— BEGIN —

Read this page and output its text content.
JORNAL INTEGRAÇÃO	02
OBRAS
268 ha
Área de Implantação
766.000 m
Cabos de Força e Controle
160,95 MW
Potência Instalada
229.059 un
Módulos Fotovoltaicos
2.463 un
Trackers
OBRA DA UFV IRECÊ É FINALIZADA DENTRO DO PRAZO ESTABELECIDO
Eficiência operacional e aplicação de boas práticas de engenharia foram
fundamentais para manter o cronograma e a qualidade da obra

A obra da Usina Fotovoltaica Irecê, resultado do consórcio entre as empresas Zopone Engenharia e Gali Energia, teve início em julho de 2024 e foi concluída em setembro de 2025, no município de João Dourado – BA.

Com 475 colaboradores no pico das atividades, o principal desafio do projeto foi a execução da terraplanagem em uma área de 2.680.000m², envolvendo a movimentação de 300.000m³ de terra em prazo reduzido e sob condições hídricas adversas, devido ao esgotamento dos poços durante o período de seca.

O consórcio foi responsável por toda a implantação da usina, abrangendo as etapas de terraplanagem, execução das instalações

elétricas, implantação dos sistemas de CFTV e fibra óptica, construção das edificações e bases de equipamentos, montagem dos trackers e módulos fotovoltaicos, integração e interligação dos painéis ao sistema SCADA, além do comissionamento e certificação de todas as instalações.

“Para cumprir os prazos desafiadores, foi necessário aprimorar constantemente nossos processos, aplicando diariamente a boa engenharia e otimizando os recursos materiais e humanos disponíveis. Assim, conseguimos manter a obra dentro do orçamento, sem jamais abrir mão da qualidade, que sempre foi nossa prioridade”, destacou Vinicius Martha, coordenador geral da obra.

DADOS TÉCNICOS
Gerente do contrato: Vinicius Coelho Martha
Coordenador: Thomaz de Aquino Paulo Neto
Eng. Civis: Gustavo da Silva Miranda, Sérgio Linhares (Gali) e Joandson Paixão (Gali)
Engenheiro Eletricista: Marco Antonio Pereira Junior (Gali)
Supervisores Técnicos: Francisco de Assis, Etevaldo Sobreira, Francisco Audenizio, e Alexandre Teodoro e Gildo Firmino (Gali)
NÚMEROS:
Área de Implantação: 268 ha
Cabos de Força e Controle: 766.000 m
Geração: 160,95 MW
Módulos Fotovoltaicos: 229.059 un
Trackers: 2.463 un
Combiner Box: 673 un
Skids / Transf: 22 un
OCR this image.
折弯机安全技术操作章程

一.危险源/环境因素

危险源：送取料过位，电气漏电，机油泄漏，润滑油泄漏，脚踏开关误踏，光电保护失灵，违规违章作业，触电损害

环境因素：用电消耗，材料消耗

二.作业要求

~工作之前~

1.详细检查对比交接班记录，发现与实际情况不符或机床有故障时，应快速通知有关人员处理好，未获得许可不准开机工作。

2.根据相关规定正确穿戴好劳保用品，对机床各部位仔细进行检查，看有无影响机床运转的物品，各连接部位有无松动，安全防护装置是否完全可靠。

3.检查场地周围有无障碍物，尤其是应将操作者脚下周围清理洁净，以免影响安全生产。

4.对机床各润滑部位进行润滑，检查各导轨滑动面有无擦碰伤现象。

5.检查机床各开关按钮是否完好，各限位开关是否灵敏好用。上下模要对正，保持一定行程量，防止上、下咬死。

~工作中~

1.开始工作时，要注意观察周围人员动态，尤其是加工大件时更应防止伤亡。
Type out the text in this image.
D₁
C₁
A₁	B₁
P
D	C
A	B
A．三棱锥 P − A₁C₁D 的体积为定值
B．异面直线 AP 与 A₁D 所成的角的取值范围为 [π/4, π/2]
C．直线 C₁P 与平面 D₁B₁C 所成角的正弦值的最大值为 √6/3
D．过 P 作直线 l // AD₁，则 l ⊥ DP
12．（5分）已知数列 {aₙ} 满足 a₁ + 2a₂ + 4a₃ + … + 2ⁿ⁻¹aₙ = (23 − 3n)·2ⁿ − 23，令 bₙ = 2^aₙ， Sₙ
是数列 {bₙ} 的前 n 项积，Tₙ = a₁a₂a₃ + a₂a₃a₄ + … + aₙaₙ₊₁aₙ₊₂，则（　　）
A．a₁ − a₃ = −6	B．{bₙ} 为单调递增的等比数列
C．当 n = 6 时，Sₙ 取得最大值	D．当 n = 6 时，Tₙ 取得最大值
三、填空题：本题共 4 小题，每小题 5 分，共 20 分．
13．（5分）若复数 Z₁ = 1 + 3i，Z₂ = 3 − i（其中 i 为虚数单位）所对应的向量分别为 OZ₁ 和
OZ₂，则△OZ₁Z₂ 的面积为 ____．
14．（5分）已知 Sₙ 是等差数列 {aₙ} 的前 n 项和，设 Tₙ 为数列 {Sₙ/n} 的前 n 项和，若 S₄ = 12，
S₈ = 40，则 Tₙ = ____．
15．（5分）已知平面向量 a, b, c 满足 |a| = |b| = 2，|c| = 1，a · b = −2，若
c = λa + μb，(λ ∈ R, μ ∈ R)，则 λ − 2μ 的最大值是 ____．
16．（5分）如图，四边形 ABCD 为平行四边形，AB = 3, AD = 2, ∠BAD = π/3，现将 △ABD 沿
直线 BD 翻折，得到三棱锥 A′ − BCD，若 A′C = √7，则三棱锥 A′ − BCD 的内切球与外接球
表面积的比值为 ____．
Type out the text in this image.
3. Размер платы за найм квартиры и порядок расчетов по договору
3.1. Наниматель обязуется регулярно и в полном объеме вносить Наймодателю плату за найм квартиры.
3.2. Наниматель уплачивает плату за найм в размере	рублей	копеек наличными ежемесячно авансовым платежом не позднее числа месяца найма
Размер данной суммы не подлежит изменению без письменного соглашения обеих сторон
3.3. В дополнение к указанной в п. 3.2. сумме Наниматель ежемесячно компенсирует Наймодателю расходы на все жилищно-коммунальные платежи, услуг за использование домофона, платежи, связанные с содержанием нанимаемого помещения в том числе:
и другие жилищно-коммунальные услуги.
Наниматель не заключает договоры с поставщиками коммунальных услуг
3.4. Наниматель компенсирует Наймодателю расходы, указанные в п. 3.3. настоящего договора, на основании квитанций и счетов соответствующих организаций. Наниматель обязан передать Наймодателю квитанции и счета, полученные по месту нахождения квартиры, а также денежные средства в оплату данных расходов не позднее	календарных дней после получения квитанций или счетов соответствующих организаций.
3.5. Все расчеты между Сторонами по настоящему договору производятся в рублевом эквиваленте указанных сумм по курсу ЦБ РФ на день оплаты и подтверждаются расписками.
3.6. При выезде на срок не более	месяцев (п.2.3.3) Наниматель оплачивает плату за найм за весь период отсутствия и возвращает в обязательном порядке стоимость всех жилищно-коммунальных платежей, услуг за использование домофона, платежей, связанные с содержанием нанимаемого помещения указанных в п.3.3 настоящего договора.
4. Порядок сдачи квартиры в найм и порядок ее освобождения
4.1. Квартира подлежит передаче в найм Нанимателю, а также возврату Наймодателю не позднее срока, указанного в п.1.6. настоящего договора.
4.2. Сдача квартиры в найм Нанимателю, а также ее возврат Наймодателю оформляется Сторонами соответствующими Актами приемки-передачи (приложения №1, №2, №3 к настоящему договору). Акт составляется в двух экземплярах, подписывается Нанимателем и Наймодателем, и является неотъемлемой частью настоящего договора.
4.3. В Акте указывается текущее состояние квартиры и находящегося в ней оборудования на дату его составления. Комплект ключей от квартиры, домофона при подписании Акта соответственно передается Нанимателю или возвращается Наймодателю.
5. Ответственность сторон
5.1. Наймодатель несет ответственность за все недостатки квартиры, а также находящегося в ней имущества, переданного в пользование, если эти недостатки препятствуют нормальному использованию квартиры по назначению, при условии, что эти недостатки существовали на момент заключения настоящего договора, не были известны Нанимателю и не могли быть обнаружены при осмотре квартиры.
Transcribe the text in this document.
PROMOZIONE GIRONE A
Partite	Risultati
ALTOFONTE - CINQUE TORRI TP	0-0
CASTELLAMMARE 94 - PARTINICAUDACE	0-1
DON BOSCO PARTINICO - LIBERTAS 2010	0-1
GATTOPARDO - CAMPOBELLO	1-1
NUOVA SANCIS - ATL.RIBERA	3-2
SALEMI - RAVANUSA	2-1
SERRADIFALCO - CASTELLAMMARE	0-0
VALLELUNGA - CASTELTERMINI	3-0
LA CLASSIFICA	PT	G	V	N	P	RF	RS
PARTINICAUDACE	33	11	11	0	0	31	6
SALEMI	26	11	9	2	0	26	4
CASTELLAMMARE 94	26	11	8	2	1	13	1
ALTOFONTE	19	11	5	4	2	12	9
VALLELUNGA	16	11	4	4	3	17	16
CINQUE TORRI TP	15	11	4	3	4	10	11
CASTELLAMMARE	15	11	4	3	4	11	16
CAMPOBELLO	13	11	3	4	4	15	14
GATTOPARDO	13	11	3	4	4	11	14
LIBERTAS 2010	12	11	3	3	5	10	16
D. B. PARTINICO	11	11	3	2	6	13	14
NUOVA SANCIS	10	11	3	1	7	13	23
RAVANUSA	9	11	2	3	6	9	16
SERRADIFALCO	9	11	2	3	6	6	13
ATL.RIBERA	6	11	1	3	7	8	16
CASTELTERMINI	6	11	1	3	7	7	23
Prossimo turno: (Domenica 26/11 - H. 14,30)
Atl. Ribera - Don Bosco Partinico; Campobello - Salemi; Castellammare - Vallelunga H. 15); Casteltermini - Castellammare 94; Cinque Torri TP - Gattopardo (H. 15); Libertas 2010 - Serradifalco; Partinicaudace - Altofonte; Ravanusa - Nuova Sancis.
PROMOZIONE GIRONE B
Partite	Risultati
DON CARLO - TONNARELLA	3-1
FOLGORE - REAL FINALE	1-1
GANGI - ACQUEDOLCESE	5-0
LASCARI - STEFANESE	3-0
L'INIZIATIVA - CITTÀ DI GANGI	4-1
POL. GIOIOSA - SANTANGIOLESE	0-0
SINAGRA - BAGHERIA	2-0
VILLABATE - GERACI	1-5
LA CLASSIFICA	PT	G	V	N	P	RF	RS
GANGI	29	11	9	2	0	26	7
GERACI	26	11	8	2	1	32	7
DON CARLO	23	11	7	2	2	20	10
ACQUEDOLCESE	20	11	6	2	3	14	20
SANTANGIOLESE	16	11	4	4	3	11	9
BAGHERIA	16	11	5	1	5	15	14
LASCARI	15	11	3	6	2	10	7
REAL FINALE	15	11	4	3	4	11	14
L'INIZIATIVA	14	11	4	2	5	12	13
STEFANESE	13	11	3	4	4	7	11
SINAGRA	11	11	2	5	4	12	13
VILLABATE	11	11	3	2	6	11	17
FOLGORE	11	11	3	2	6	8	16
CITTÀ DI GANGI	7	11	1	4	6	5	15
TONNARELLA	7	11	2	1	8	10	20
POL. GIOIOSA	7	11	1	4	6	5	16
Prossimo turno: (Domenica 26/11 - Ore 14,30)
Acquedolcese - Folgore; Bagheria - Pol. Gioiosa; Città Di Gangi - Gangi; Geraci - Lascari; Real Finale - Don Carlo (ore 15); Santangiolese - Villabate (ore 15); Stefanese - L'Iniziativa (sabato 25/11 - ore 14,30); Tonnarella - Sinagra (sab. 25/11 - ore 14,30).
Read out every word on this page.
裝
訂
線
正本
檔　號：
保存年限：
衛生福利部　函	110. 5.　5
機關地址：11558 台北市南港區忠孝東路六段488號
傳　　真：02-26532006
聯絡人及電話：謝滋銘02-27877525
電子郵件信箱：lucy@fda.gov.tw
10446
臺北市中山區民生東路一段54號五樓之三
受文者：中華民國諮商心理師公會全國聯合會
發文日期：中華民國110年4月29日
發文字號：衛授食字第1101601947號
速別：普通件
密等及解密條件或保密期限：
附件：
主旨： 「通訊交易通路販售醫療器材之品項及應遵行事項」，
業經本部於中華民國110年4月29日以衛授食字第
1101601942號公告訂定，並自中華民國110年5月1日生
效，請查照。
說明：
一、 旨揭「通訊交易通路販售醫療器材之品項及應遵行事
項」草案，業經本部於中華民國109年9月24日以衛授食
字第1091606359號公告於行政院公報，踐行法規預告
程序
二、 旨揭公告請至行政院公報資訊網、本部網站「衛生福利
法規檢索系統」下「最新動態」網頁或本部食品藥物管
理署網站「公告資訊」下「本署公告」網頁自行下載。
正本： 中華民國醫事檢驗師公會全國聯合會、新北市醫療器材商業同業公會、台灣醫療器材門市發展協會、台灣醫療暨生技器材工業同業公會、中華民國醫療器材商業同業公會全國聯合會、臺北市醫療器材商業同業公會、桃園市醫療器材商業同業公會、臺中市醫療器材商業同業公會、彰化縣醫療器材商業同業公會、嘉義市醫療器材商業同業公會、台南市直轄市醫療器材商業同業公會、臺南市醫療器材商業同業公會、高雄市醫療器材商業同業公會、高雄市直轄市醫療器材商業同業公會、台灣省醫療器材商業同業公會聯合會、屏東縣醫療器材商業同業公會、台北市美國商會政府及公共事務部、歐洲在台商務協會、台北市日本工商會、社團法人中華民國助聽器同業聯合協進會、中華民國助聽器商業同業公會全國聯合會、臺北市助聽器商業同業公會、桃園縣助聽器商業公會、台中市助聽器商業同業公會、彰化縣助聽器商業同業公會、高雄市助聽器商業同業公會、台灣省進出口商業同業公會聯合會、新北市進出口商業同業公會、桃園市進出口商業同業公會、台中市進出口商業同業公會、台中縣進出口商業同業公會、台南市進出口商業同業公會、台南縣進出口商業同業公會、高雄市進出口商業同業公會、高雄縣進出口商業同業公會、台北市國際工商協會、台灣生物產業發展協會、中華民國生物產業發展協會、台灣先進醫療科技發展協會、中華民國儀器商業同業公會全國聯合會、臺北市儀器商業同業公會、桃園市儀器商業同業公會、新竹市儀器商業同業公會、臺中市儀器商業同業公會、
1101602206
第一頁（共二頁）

— END —

### TASK INSTRUCTIONS
Go through the records above, find every line with the word "порядок", and list those lines.

### COMPLETE OUTPUT
3. Размер платы за найм квартиры и порядок расчетов по договору
4. Порядок сдачи квартиры в найм и порядок ее освобождения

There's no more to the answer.